Work instructions:
Which lines contain the word "property"? Return each of them as written.

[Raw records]
———

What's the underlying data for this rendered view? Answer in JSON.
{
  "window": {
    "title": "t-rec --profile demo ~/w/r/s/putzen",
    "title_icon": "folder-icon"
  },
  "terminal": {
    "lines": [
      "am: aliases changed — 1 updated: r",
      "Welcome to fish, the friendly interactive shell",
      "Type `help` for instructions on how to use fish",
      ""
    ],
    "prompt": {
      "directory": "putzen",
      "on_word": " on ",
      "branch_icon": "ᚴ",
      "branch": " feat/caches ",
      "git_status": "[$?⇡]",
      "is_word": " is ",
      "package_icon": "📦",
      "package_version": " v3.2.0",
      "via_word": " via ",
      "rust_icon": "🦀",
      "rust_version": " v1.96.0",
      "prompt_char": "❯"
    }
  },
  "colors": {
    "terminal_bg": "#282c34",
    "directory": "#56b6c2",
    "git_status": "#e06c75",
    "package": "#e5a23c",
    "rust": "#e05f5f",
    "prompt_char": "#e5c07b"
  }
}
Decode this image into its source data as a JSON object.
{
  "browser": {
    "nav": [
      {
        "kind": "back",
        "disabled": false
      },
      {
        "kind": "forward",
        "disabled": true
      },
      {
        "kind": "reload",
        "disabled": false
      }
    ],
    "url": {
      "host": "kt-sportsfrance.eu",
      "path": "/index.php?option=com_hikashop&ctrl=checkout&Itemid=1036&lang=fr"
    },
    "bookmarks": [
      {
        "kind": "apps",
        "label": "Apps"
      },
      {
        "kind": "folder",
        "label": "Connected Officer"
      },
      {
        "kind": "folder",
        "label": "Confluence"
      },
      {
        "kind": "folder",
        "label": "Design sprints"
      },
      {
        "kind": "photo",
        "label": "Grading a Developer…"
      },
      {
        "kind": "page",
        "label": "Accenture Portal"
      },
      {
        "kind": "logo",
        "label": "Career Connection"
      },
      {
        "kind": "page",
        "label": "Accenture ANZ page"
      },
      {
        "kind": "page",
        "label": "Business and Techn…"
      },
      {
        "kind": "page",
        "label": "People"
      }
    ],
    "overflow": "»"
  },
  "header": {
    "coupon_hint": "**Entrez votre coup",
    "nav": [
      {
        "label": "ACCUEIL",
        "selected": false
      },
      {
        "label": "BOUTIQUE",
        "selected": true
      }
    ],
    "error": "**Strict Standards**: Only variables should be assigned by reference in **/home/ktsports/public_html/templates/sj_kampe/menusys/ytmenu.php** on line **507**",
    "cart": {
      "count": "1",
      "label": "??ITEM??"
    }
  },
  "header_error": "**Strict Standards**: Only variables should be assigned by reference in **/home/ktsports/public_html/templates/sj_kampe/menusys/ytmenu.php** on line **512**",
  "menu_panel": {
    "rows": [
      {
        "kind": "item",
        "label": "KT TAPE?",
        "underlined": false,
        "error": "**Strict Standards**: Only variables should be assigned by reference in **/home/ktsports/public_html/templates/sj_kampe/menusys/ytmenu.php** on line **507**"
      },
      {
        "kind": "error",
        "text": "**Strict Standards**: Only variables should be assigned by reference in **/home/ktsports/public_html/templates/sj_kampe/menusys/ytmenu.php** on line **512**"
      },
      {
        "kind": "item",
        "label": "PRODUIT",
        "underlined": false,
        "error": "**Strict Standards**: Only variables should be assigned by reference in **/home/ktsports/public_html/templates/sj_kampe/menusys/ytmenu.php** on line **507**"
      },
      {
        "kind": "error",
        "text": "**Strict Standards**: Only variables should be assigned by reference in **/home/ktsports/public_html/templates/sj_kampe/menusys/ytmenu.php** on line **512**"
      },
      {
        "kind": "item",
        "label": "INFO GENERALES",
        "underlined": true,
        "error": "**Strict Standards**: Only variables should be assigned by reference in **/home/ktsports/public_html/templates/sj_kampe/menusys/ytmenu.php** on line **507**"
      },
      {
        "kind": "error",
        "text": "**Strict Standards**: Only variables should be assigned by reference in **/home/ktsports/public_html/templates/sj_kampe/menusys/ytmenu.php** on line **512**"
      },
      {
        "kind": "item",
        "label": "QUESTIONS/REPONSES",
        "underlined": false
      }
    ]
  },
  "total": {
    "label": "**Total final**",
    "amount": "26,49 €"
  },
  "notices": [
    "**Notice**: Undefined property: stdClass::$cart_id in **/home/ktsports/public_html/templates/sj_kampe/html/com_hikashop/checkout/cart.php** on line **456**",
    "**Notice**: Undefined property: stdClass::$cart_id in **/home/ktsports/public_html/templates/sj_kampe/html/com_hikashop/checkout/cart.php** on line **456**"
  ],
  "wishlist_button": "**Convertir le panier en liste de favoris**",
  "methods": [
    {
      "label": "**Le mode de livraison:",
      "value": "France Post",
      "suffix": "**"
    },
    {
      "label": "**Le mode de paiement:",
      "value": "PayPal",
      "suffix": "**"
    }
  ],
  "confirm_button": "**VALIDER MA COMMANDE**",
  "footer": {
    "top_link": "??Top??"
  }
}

———

Task response:
    "**Notice**: Undefined property: stdClass::$cart_id in **/home/ktsports/public_html/templates/sj_kampe/html/com_hikashop/checkout/cart.php** on line **456**",
    "**Notice**: Undefined property: stdClass::$cart_id in **/home/ktsports/public_html/templates/sj_kampe/html/com_hikashop/checkout/cart.php** on line **456**"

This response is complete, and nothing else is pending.